Data entries
⟨

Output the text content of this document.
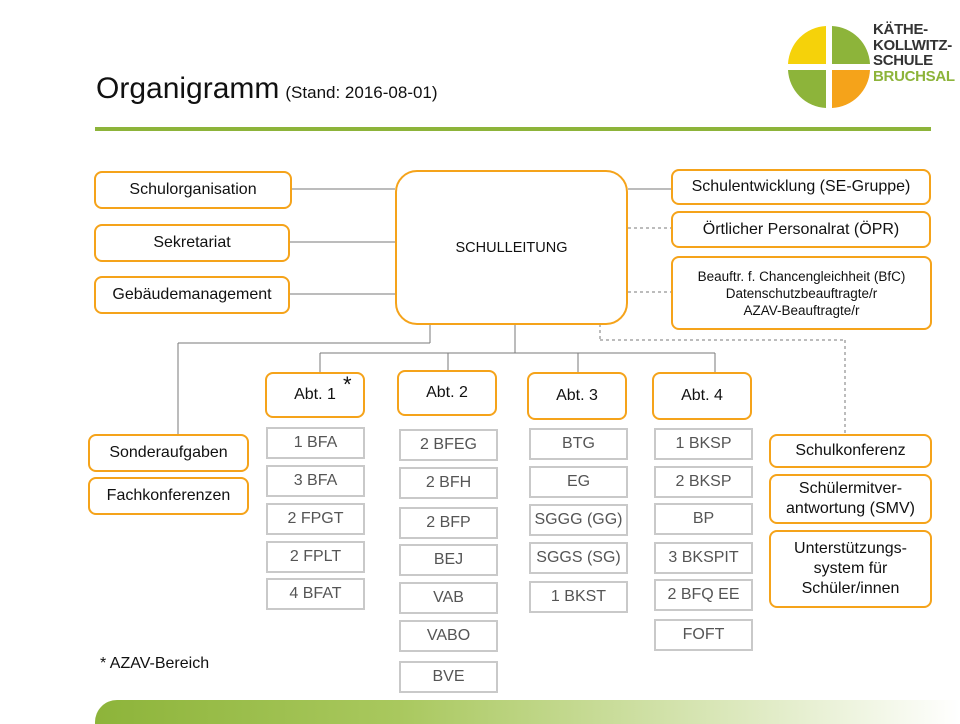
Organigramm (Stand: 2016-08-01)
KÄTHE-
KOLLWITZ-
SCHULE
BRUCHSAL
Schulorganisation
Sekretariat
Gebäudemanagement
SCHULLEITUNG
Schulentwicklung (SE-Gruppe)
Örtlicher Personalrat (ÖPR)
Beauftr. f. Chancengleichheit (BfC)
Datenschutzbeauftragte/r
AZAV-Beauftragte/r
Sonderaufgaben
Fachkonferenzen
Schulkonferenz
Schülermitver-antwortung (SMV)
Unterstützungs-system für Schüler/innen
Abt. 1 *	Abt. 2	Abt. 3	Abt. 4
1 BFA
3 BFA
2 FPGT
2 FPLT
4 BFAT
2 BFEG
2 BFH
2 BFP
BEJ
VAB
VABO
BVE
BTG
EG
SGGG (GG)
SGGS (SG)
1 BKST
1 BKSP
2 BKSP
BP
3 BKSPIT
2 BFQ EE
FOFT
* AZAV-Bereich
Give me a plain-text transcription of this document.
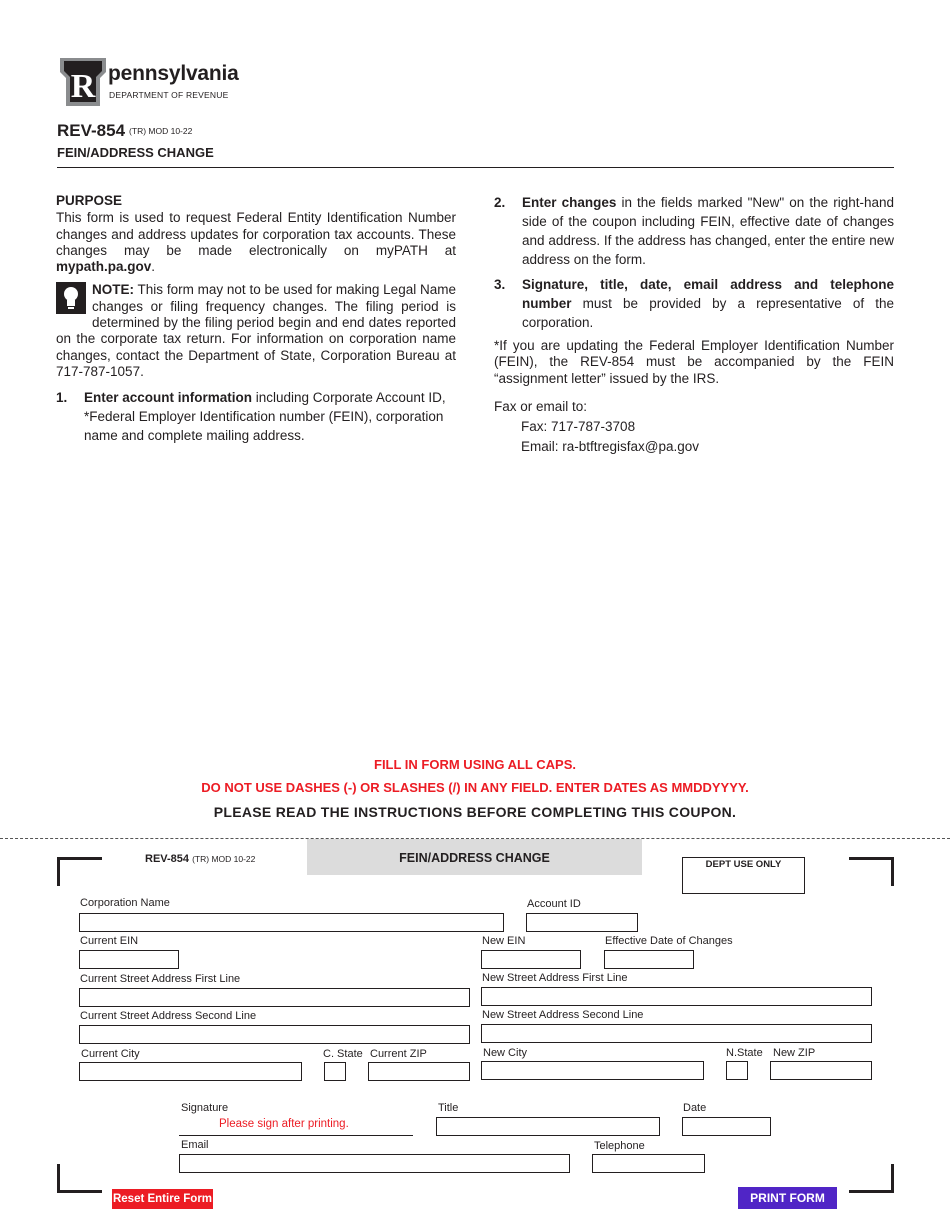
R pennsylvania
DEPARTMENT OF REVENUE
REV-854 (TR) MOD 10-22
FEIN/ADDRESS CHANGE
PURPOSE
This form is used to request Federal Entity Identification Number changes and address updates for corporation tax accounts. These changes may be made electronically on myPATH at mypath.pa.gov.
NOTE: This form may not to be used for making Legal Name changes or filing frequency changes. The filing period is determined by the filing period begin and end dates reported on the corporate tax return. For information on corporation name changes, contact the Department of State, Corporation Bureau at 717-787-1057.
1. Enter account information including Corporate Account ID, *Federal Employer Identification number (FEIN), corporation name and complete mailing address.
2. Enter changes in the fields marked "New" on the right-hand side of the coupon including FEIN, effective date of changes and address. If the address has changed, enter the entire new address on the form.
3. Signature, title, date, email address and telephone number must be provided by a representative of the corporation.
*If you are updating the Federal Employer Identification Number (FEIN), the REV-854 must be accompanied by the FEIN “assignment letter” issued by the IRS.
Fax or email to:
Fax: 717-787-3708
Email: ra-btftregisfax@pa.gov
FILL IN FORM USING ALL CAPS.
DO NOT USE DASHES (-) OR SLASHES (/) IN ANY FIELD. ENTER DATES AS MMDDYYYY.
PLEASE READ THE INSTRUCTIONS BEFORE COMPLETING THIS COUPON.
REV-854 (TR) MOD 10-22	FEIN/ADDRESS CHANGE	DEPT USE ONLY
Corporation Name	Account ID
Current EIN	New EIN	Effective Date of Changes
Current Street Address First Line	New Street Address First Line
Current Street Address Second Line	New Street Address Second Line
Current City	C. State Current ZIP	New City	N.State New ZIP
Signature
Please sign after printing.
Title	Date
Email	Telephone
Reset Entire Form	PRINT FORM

⟩
⟨

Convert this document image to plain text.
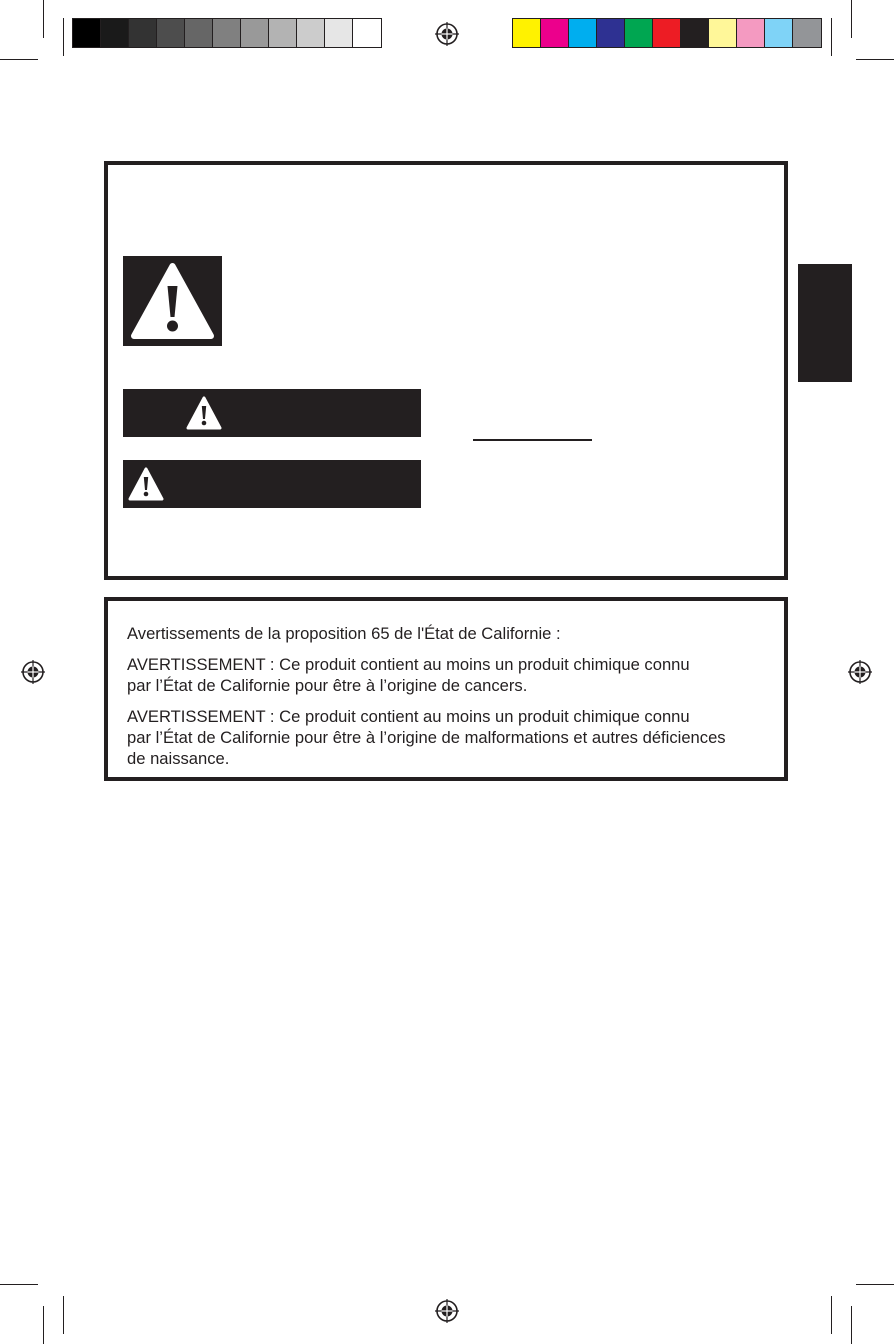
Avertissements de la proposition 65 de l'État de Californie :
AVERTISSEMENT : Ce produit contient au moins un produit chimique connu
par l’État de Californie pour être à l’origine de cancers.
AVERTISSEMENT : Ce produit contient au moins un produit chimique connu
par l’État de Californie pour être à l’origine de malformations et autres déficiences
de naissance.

⟩

» **Task directions**
Where does the word "Employer" appear in the listing? List each line that holds it.

» **Full response**
1. Enter account information including Corporate Account ID, *Federal Employer Identification number (FEIN), corporation name and complete mailing address.
*If you are updating the Federal Employer Identification Number (FEIN), the REV-854 must be accompanied by the FEIN “assignment letter” issued by the IRS.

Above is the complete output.